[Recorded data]

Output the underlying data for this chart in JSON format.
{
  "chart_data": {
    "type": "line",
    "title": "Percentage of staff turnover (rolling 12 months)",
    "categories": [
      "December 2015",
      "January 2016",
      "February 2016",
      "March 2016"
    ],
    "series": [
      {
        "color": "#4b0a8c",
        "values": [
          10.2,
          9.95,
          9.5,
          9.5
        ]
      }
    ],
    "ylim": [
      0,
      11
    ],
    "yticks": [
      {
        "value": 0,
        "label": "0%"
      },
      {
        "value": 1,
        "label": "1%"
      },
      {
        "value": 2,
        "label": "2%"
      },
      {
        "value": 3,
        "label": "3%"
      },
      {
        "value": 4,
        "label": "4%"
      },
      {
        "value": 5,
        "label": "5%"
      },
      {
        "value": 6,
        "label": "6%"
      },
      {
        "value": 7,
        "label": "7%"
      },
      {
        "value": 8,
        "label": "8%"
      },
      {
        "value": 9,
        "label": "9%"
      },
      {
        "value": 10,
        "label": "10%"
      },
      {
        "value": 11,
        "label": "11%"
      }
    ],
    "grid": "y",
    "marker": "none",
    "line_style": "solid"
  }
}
==
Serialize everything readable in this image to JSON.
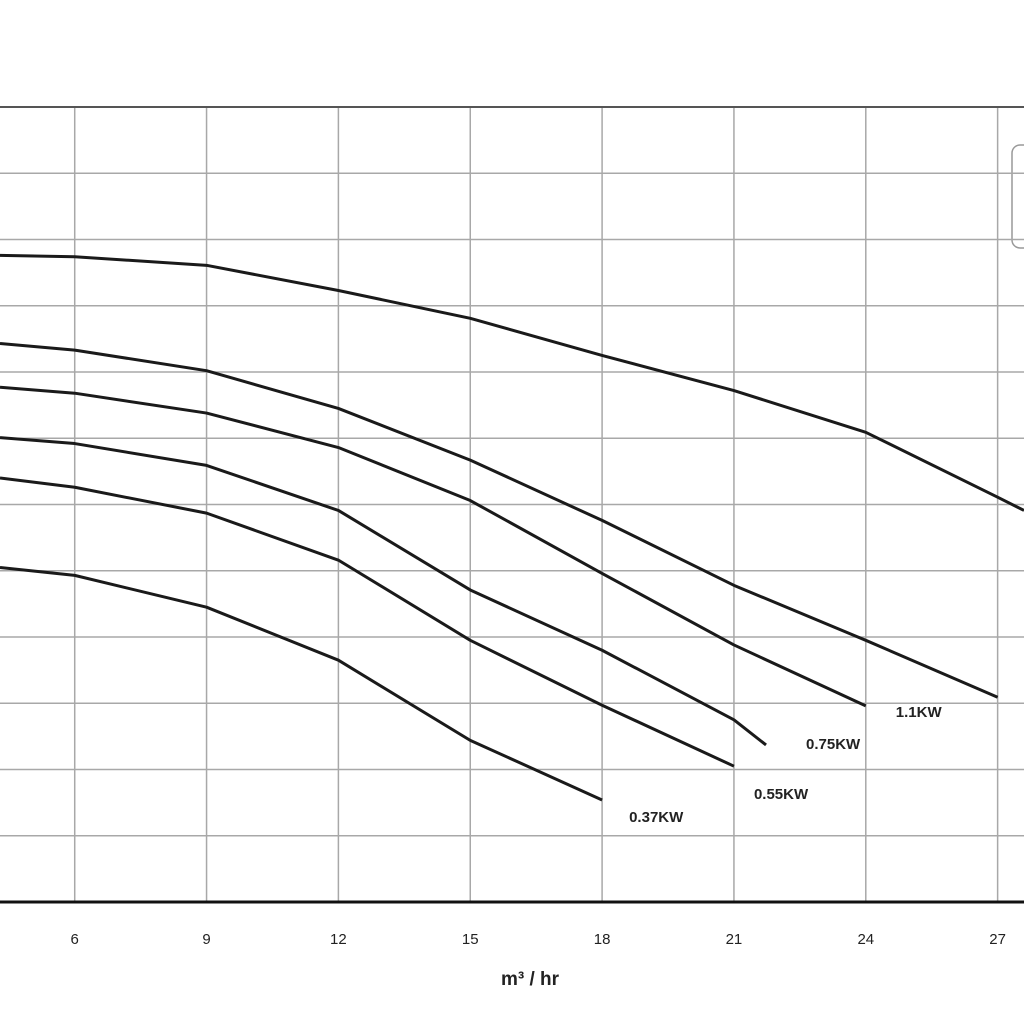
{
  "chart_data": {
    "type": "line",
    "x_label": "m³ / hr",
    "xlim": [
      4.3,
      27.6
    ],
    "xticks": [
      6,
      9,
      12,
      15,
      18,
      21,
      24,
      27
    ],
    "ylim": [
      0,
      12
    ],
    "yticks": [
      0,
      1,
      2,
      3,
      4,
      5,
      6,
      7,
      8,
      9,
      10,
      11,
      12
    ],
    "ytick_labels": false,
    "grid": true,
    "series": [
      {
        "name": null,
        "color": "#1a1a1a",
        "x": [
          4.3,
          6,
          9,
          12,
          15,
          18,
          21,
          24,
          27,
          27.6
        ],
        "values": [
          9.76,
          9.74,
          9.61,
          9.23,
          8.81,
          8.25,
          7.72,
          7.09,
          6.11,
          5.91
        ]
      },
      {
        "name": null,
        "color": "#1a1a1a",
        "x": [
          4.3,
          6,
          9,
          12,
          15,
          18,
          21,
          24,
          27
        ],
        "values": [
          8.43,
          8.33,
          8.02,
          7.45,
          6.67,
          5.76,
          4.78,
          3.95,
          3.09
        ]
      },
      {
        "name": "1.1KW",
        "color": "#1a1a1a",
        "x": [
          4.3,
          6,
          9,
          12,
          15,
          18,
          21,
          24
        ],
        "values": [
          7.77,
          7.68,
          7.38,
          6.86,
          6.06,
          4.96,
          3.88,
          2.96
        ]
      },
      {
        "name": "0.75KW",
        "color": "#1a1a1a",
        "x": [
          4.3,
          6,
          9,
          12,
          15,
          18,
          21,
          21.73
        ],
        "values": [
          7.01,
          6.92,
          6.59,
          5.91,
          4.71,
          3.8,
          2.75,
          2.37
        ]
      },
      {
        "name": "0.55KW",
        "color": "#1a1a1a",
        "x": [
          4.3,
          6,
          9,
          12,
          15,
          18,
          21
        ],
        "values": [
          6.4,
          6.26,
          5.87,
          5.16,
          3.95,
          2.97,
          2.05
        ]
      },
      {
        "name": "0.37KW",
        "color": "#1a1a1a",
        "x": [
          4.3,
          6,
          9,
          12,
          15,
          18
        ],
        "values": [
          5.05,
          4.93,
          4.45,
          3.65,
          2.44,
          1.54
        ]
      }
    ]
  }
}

● Description of the task: Tell how many lines of the material above hold "JSON", answering with a bare number.

● Solved problem: 2